* [Problem]: Reproduce each record below exactly as written.

* [Dataset rows]:
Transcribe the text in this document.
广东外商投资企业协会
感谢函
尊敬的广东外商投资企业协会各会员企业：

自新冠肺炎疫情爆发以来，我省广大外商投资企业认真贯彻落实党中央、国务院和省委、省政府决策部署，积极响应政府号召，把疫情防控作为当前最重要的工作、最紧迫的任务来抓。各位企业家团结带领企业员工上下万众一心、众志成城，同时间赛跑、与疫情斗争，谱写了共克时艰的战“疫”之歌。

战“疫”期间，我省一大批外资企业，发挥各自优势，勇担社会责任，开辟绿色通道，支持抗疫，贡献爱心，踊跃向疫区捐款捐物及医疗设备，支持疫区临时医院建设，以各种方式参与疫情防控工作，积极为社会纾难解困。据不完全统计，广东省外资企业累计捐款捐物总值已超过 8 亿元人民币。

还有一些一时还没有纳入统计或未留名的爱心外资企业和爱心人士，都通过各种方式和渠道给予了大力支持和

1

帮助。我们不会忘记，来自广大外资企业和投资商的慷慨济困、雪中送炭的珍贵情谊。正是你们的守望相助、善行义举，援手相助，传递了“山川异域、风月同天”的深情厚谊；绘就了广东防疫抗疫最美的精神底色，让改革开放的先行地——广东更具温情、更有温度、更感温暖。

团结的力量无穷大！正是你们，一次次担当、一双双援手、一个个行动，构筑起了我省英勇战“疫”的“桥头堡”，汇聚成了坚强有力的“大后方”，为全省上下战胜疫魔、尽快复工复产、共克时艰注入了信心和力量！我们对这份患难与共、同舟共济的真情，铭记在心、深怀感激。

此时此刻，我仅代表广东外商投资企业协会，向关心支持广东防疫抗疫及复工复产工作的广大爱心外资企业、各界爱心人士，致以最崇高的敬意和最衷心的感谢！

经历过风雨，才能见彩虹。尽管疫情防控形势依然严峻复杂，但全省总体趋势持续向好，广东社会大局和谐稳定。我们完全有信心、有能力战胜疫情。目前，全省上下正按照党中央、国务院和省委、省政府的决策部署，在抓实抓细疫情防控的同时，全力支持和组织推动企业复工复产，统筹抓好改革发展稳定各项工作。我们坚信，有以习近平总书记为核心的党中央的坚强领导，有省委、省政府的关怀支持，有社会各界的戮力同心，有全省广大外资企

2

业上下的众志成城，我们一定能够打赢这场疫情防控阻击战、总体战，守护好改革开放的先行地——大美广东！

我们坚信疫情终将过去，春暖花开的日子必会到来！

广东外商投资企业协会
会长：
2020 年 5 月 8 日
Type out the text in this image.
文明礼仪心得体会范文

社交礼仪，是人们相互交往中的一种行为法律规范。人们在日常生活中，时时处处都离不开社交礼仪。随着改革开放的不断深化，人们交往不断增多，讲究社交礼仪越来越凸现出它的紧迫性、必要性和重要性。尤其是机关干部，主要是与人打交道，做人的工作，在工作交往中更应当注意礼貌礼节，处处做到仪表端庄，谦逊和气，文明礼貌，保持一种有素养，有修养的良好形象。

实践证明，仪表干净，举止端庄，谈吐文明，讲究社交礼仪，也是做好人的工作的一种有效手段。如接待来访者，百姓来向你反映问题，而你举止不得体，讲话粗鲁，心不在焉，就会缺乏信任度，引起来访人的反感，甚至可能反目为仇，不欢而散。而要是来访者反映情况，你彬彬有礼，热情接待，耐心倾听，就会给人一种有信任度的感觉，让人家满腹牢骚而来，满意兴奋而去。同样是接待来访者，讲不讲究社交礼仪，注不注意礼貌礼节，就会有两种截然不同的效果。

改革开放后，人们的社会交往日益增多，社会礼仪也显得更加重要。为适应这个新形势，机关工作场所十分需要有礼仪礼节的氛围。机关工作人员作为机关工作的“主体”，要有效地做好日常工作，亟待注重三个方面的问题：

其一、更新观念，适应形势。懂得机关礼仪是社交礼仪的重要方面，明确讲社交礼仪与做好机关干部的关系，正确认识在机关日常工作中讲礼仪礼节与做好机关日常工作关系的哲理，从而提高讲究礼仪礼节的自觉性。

* [Response to this exercise]:
Transcribe the text in this document.
广东外商投资企业协会
感谢函
尊敬的广东外商投资企业协会各会员企业：

自新冠肺炎疫情爆发以来，我省广大外商投资企业认真贯彻落实党中央、国务院和省委、省政府决策部署，积极响应政府号召，把疫情防控作为当前最重要的工作、最紧迫的任务来抓。各位企业家团结带领企业员工上下万众一心、众志成城，同时间赛跑、与疫情斗争，谱写了共克时艰的战“疫”之歌。

战“疫”期间，我省一大批外资企业，发挥各自优势，勇担社会责任，开辟绿色通道，支持抗疫，贡献爱心，踊跃向疫区捐款捐物及医疗设备，支持疫区临时医院建设，以各种方式参与疫情防控工作，积极为社会纾难解困。据不完全统计，广东省外资企业累计捐款捐物总值已超过 8 亿元人民币。

还有一些一时还没有纳入统计或未留名的爱心外资企业和爱心人士，都通过各种方式和渠道给予了大力支持和

1

帮助。我们不会忘记，来自广大外资企业和投资商的慷慨济困、雪中送炭的珍贵情谊。正是你们的守望相助、善行义举，援手相助，传递了“山川异域、风月同天”的深情厚谊；绘就了广东防疫抗疫最美的精神底色，让改革开放的先行地——广东更具温情、更有温度、更感温暖。

团结的力量无穷大！正是你们，一次次担当、一双双援手、一个个行动，构筑起了我省英勇战“疫”的“桥头堡”，汇聚成了坚强有力的“大后方”，为全省上下战胜疫魔、尽快复工复产、共克时艰注入了信心和力量！我们对这份患难与共、同舟共济的真情，铭记在心、深怀感激。

此时此刻，我仅代表广东外商投资企业协会，向关心支持广东防疫抗疫及复工复产工作的广大爱心外资企业、各界爱心人士，致以最崇高的敬意和最衷心的感谢！

经历过风雨，才能见彩虹。尽管疫情防控形势依然严峻复杂，但全省总体趋势持续向好，广东社会大局和谐稳定。我们完全有信心、有能力战胜疫情。目前，全省上下正按照党中央、国务院和省委、省政府的决策部署，在抓实抓细疫情防控的同时，全力支持和组织推动企业复工复产，统筹抓好改革发展稳定各项工作。我们坚信，有以习近平总书记为核心的党中央的坚强领导，有省委、省政府的关怀支持，有社会各界的戮力同心，有全省广大外资企

2

业上下的众志成城，我们一定能够打赢这场疫情防控阻击战、总体战，守护好改革开放的先行地——大美广东！

我们坚信疫情终将过去，春暖花开的日子必会到来！

广东外商投资企业协会
会长：
2020 年 5 月 8 日
Type out the text in this image.
文明礼仪心得体会范文

社交礼仪，是人们相互交往中的一种行为法律规范。人们在日常生活中，时时处处都离不开社交礼仪。随着改革开放的不断深化，人们交往不断增多，讲究社交礼仪越来越凸现出它的紧迫性、必要性和重要性。尤其是机关干部，主要是与人打交道，做人的工作，在工作交往中更应当注意礼貌礼节，处处做到仪表端庄，谦逊和气，文明礼貌，保持一种有素养，有修养的良好形象。

实践证明，仪表干净，举止端庄，谈吐文明，讲究社交礼仪，也是做好人的工作的一种有效手段。如接待来访者，百姓来向你反映问题，而你举止不得体，讲话粗鲁，心不在焉，就会缺乏信任度，引起来访人的反感，甚至可能反目为仇，不欢而散。而要是来访者反映情况，你彬彬有礼，热情接待，耐心倾听，就会给人一种有信任度的感觉，让人家满腹牢骚而来，满意兴奋而去。同样是接待来访者，讲不讲究社交礼仪，注不注意礼貌礼节，就会有两种截然不同的效果。

改革开放后，人们的社会交往日益增多，社会礼仪也显得更加重要。为适应这个新形势，机关工作场所十分需要有礼仪礼节的氛围。机关工作人员作为机关工作的“主体”，要有效地做好日常工作，亟待注重三个方面的问题：

其一、更新观念，适应形势。懂得机关礼仪是社交礼仪的重要方面，明确讲社交礼仪与做好机关干部的关系，正确认识在机关日常工作中讲礼仪礼节与做好机关日常工作关系的哲理，从而提高讲究礼仪礼节的自觉性。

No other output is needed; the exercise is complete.